## WHAT IS EXPECTED
When you respond, restate each record exactly as it is given.

** Opening THE INPUT block **

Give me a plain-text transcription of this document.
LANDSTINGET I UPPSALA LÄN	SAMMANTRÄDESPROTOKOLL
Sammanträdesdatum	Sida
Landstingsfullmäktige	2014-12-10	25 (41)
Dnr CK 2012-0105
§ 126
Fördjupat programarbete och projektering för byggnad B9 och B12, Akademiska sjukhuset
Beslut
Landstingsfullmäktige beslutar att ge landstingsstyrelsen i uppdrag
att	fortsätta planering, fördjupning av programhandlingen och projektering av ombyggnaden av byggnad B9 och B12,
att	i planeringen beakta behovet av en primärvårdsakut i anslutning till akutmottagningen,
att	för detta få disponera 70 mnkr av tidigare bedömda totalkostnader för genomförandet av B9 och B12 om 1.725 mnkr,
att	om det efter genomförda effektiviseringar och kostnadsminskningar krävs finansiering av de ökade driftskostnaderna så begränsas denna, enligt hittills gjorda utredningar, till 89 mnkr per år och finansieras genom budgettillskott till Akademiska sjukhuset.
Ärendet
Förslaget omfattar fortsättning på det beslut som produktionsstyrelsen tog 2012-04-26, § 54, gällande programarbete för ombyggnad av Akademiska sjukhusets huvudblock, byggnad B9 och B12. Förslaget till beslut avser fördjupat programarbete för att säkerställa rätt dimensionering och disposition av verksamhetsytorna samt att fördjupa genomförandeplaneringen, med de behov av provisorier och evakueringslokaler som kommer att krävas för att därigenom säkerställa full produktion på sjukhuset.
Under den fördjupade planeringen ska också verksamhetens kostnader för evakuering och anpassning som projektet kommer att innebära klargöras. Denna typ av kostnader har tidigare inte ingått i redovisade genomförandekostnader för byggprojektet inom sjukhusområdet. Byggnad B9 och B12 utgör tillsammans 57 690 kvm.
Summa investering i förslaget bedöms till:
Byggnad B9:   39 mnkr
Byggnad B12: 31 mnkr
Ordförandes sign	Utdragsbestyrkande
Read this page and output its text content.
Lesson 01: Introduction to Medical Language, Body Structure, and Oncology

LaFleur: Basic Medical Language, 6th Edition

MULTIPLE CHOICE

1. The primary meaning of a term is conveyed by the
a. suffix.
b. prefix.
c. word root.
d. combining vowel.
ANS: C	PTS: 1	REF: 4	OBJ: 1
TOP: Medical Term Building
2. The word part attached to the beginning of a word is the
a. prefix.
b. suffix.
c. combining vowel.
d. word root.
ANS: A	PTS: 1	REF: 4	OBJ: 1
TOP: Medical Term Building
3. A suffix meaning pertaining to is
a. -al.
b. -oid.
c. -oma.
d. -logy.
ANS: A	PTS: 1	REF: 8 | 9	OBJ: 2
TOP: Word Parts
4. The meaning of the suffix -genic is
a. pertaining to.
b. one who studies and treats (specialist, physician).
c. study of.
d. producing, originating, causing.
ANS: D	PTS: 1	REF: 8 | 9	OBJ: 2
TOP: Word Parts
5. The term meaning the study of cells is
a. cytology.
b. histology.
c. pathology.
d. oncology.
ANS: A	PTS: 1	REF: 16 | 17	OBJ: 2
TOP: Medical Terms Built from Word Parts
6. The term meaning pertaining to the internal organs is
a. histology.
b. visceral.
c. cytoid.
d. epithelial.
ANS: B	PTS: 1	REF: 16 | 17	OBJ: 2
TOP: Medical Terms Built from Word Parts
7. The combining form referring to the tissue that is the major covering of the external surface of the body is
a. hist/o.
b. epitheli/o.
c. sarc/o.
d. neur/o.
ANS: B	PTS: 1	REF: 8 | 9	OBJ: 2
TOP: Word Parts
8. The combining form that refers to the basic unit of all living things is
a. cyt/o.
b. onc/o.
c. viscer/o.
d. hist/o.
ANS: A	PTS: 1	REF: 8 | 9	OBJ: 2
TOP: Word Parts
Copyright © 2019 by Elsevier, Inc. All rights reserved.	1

** Closing THE INPUT block **

## RESPONSE BELOW
Give me a plain-text transcription of this document.
LANDSTINGET I UPPSALA LÄN	SAMMANTRÄDESPROTOKOLL
Sammanträdesdatum	Sida
Landstingsfullmäktige	2014-12-10	25 (41)
Dnr CK 2012-0105
§ 126
Fördjupat programarbete och projektering för byggnad B9 och B12, Akademiska sjukhuset
Beslut
Landstingsfullmäktige beslutar att ge landstingsstyrelsen i uppdrag
att	fortsätta planering, fördjupning av programhandlingen och projektering av ombyggnaden av byggnad B9 och B12,
att	i planeringen beakta behovet av en primärvårdsakut i anslutning till akutmottagningen,
att	för detta få disponera 70 mnkr av tidigare bedömda totalkostnader för genomförandet av B9 och B12 om 1.725 mnkr,
att	om det efter genomförda effektiviseringar och kostnadsminskningar krävs finansiering av de ökade driftskostnaderna så begränsas denna, enligt hittills gjorda utredningar, till 89 mnkr per år och finansieras genom budgettillskott till Akademiska sjukhuset.
Ärendet
Förslaget omfattar fortsättning på det beslut som produktionsstyrelsen tog 2012-04-26, § 54, gällande programarbete för ombyggnad av Akademiska sjukhusets huvudblock, byggnad B9 och B12. Förslaget till beslut avser fördjupat programarbete för att säkerställa rätt dimensionering och disposition av verksamhetsytorna samt att fördjupa genomförandeplaneringen, med de behov av provisorier och evakueringslokaler som kommer att krävas för att därigenom säkerställa full produktion på sjukhuset.
Under den fördjupade planeringen ska också verksamhetens kostnader för evakuering och anpassning som projektet kommer att innebära klargöras. Denna typ av kostnader har tidigare inte ingått i redovisade genomförandekostnader för byggprojektet inom sjukhusområdet. Byggnad B9 och B12 utgör tillsammans 57 690 kvm.
Summa investering i förslaget bedöms till:
Byggnad B9:   39 mnkr
Byggnad B12: 31 mnkr
Ordförandes sign	Utdragsbestyrkande
Read this page and output its text content.
Lesson 01: Introduction to Medical Language, Body Structure, and Oncology

LaFleur: Basic Medical Language, 6th Edition

MULTIPLE CHOICE

1. The primary meaning of a term is conveyed by the
a. suffix.
b. prefix.
c. word root.
d. combining vowel.
ANS: C	PTS: 1	REF: 4	OBJ: 1
TOP: Medical Term Building
2. The word part attached to the beginning of a word is the
a. prefix.
b. suffix.
c. combining vowel.
d. word root.
ANS: A	PTS: 1	REF: 4	OBJ: 1
TOP: Medical Term Building
3. A suffix meaning pertaining to is
a. -al.
b. -oid.
c. -oma.
d. -logy.
ANS: A	PTS: 1	REF: 8 | 9	OBJ: 2
TOP: Word Parts
4. The meaning of the suffix -genic is
a. pertaining to.
b. one who studies and treats (specialist, physician).
c. study of.
d. producing, originating, causing.
ANS: D	PTS: 1	REF: 8 | 9	OBJ: 2
TOP: Word Parts
5. The term meaning the study of cells is
a. cytology.
b. histology.
c. pathology.
d. oncology.
ANS: A	PTS: 1	REF: 16 | 17	OBJ: 2
TOP: Medical Terms Built from Word Parts
6. The term meaning pertaining to the internal organs is
a. histology.
b. visceral.
c. cytoid.
d. epithelial.
ANS: B	PTS: 1	REF: 16 | 17	OBJ: 2
TOP: Medical Terms Built from Word Parts
7. The combining form referring to the tissue that is the major covering of the external surface of the body is
a. hist/o.
b. epitheli/o.
c. sarc/o.
d. neur/o.
ANS: B	PTS: 1	REF: 8 | 9	OBJ: 2
TOP: Word Parts
8. The combining form that refers to the basic unit of all living things is
a. cyt/o.
b. onc/o.
c. viscer/o.
d. hist/o.
ANS: A	PTS: 1	REF: 8 | 9	OBJ: 2
TOP: Word Parts
Copyright © 2019 by Elsevier, Inc. All rights reserved.	1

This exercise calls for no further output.